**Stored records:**

· · · · · · ·

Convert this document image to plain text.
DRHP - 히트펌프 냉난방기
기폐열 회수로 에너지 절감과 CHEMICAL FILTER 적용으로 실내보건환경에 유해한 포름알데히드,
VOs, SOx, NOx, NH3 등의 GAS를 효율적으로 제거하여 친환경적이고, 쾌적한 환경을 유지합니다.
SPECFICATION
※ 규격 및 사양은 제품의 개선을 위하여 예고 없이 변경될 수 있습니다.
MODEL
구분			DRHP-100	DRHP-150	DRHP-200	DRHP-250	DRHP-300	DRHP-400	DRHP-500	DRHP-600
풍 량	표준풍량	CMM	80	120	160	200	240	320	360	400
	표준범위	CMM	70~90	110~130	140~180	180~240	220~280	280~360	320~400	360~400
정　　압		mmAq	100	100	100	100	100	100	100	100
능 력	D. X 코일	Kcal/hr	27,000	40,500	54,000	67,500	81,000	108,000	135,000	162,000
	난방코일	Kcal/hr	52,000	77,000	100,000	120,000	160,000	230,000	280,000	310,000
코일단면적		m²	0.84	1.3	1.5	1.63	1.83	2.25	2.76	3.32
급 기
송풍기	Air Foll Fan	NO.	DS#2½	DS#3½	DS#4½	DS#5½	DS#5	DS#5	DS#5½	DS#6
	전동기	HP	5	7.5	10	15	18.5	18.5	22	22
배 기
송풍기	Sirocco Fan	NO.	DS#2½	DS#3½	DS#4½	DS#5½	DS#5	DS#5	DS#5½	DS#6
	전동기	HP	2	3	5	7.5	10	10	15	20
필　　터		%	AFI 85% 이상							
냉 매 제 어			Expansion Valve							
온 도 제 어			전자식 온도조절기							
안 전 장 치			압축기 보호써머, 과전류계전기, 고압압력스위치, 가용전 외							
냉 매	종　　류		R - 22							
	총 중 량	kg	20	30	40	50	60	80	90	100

· · · · · · ·

**AIM:**
Pick out every line of the listing containing the word "DRHP", and show those lines.

**ANSWER BELOW:**
DRHP - 히트펌프 냉난방기
구분			DRHP-100	DRHP-150	DRHP-200	DRHP-250	DRHP-300	DRHP-400	DRHP-500	DRHP-600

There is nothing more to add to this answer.